STATED EXERCISE: Pull out all lines from the listing below in which the word "jaką" appears.

╭─ DATA SUPPLIED

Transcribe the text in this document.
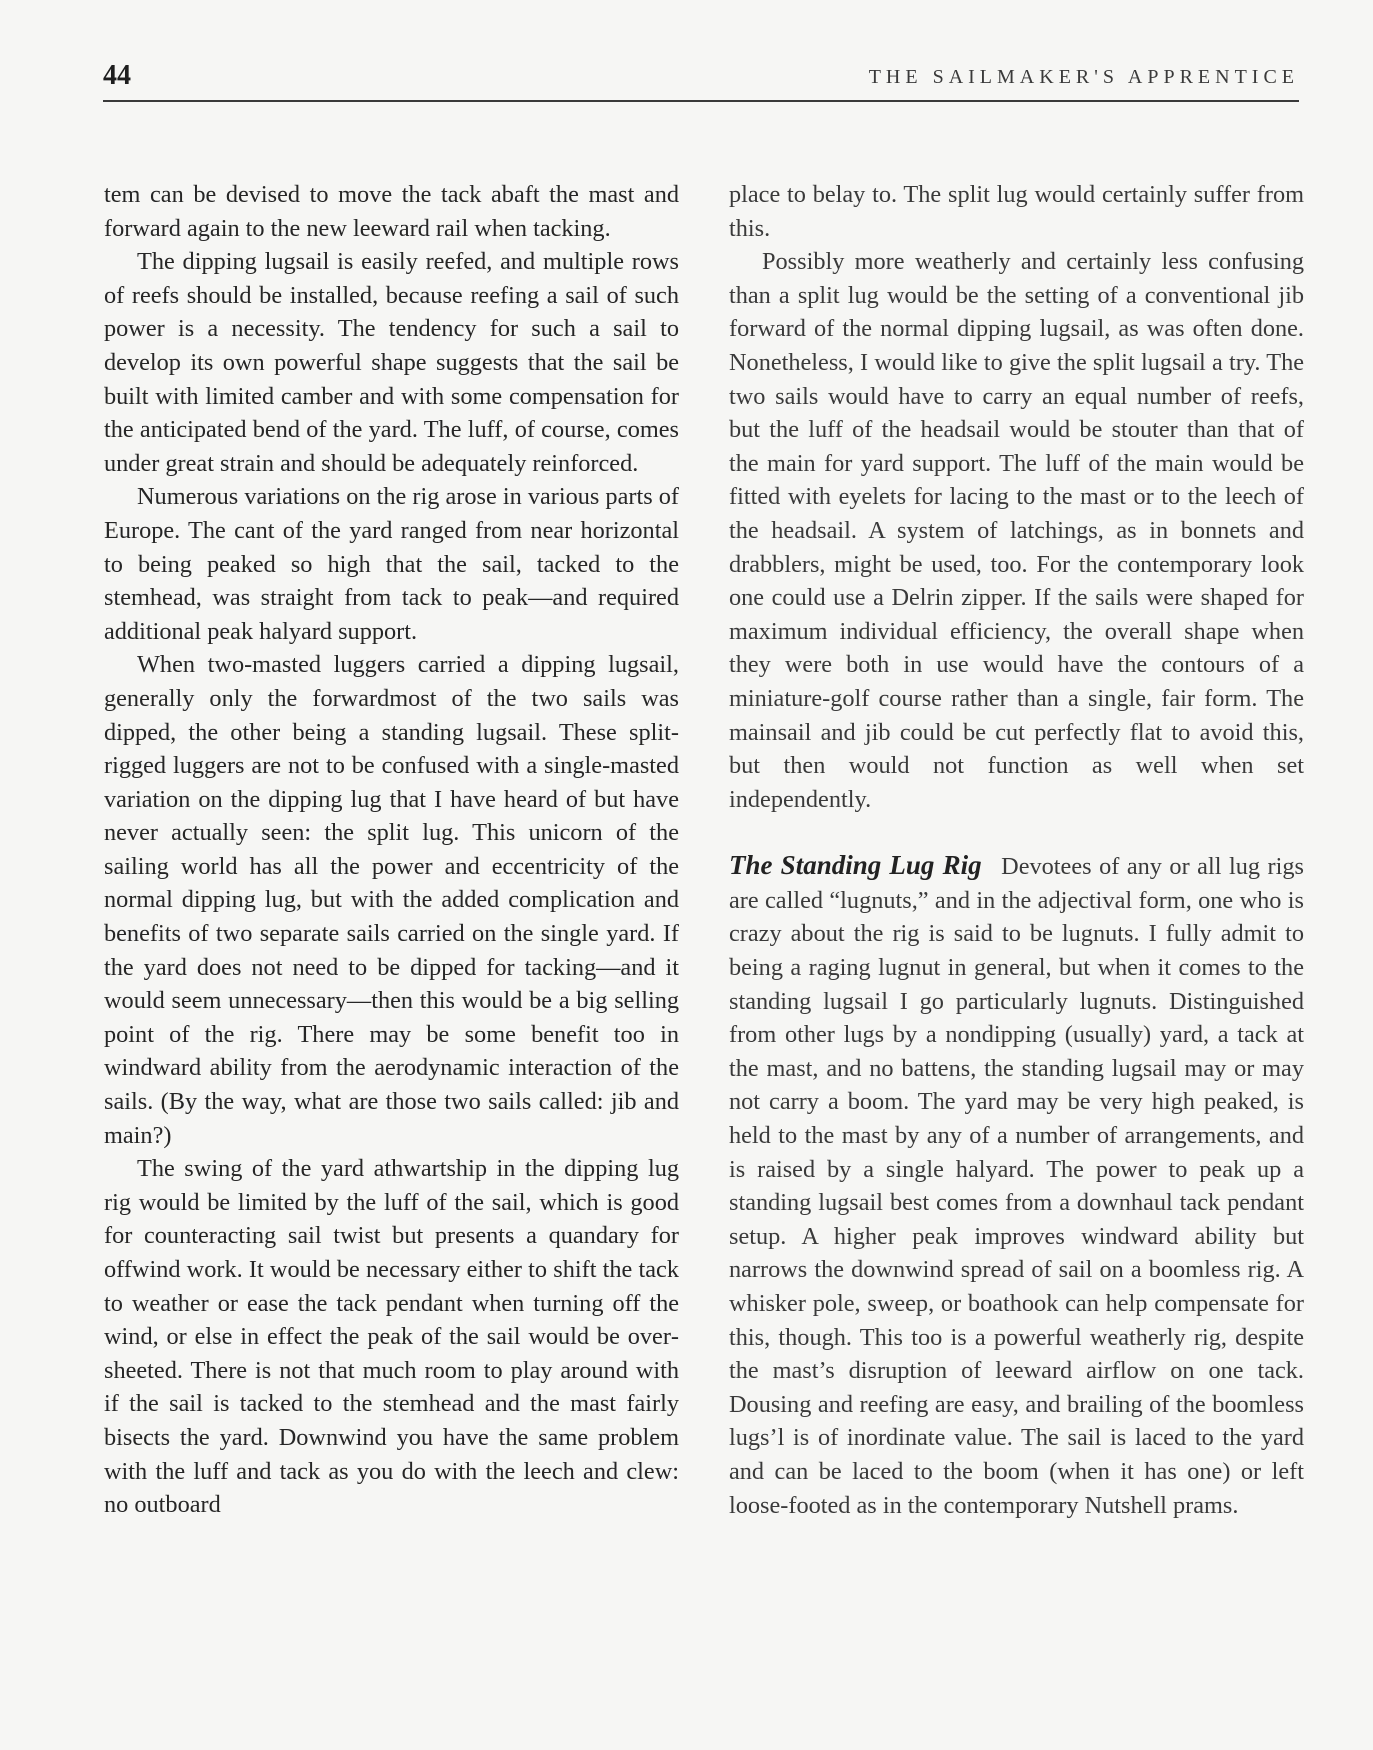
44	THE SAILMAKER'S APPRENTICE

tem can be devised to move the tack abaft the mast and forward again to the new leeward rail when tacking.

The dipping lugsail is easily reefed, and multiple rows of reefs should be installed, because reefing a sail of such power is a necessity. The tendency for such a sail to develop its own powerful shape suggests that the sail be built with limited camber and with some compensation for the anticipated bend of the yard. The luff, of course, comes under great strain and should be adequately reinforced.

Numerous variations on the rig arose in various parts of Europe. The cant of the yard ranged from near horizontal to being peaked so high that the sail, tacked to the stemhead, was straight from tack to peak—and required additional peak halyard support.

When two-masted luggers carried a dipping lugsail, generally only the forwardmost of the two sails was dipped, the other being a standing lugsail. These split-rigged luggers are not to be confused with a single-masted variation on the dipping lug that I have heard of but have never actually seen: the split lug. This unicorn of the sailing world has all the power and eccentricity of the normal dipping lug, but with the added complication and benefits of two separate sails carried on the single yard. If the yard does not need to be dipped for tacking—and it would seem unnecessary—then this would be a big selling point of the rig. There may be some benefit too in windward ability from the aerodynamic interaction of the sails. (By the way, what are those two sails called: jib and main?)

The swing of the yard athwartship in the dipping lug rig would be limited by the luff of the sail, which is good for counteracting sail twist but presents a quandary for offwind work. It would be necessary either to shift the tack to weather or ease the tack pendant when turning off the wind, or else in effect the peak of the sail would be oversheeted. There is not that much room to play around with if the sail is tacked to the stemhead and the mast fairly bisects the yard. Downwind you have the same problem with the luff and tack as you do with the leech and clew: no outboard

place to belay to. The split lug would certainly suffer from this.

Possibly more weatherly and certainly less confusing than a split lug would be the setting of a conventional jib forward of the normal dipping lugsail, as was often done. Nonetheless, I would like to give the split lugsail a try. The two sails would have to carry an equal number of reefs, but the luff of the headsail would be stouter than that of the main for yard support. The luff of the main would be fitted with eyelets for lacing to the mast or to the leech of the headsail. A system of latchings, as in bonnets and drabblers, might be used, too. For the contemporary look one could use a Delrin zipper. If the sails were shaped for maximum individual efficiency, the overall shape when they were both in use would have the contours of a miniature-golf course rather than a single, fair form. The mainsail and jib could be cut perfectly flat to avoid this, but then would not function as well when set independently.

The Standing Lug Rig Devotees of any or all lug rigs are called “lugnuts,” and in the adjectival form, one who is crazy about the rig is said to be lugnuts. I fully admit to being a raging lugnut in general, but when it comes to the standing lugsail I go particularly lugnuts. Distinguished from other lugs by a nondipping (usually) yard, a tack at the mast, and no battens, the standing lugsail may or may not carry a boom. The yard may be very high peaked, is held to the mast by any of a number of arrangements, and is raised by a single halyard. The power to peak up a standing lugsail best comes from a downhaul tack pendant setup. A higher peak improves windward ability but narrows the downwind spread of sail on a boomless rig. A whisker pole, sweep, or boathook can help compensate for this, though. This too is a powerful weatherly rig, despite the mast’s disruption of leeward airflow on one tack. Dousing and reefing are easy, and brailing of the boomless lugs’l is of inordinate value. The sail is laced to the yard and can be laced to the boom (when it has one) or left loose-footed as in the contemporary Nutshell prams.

╰─
╭─ DATA SUPPLIED

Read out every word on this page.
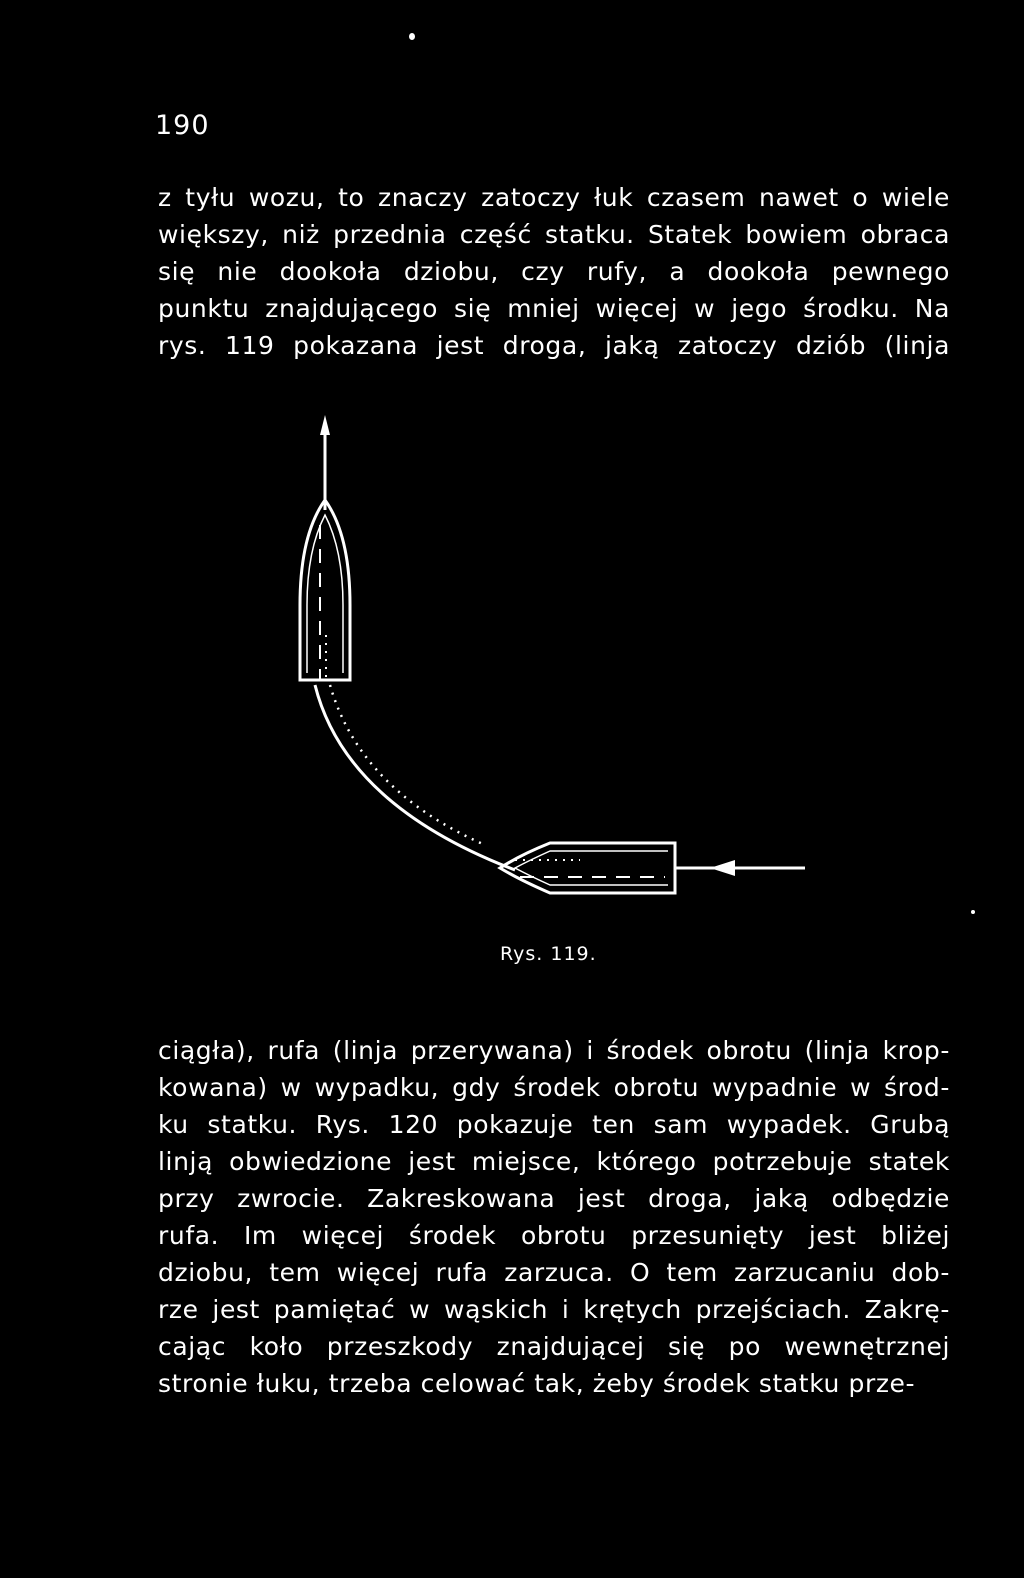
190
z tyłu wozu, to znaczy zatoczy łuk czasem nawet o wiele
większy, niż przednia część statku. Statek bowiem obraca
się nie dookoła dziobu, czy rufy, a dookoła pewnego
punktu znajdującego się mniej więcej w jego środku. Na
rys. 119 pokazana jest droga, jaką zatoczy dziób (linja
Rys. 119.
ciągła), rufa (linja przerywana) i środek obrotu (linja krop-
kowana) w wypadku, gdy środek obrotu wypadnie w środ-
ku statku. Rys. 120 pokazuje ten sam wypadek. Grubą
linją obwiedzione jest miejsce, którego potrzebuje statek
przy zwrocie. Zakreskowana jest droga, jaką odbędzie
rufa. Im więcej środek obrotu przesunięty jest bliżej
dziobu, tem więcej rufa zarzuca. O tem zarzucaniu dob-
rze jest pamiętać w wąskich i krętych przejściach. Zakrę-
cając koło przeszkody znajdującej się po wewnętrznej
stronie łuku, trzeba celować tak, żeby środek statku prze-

╰─

SOLUTION BELOW:
rys. 119 pokazana jest droga, jaką zatoczy dziób (linja
przy zwrocie. Zakreskowana jest droga, jaką odbędzie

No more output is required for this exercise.